Transcribe the records below exactly as they appear, omitting any pictures.
• • •
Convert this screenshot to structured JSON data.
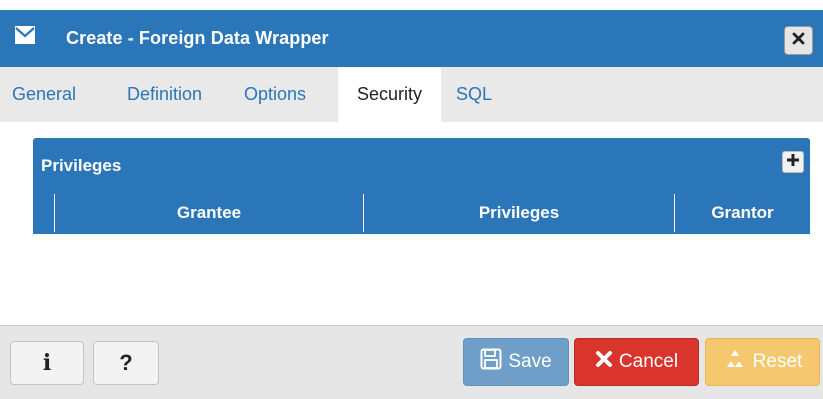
{
  "dialog": {
    "title": "Create - Foreign Data Wrapper",
    "title_icon": "envelope-icon",
    "close_icon": "close-icon"
  },
  "tabs": [
    {
      "label": "General",
      "active": false
    },
    {
      "label": "Definition",
      "active": false
    },
    {
      "label": "Options",
      "active": false
    },
    {
      "label": "Security",
      "active": true
    },
    {
      "label": "SQL",
      "active": false
    }
  ],
  "privileges": {
    "title": "Privileges",
    "add_icon": "plus-icon",
    "columns": [
      "Grantee",
      "Privileges",
      "Grantor"
    ],
    "rows": []
  },
  "footer": {
    "info_label": "i",
    "help_label": "?",
    "save_label": "Save",
    "cancel_label": "Cancel",
    "reset_label": "Reset"
  },
  "colors": {
    "primary": "#2b76b9",
    "save": "#6f9ec8",
    "cancel": "#d9352c",
    "reset": "#f5c870"
  }
}
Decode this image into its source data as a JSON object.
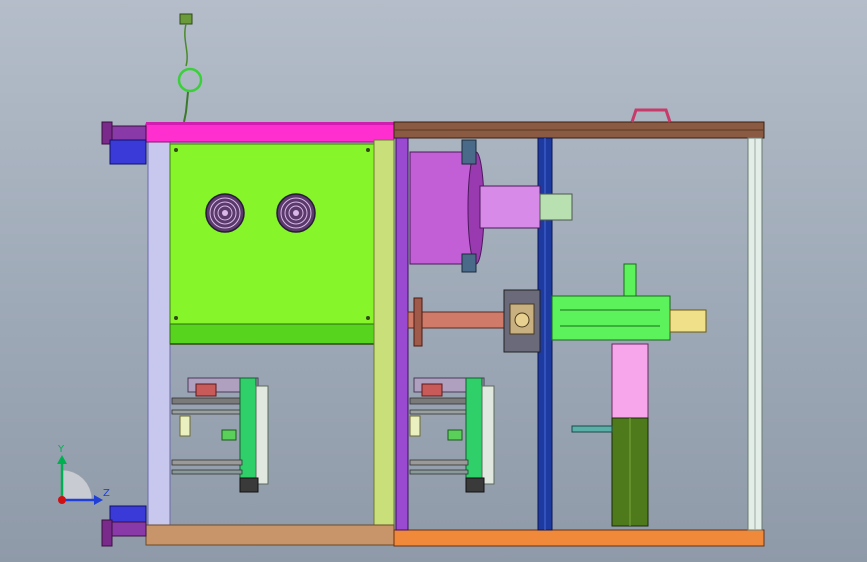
• • •
- Result of this exercise:
Convert this screenshot to structured JSON data.
{
  "dialog": {
    "title": "Create - Foreign Data Wrapper",
    "title_icon": "envelope-icon",
    "close_icon": "close-icon"
  },
  "tabs": [
    {
      "label": "General",
      "active": false
    },
    {
      "label": "Definition",
      "active": false
    },
    {
      "label": "Options",
      "active": false
    },
    {
      "label": "Security",
      "active": true
    },
    {
      "label": "SQL",
      "active": false
    }
  ],
  "privileges": {
    "title": "Privileges",
    "add_icon": "plus-icon",
    "columns": [
      "Grantee",
      "Privileges",
      "Grantor"
    ],
    "rows": []
  },
  "footer": {
    "info_label": "i",
    "help_label": "?",
    "save_label": "Save",
    "cancel_label": "Cancel",
    "reset_label": "Reset"
  },
  "colors": {
    "primary": "#2b76b9",
    "save": "#6f9ec8",
    "cancel": "#d9352c",
    "reset": "#f5c870"
  }
}
Decode this image into its source data as a JSON object.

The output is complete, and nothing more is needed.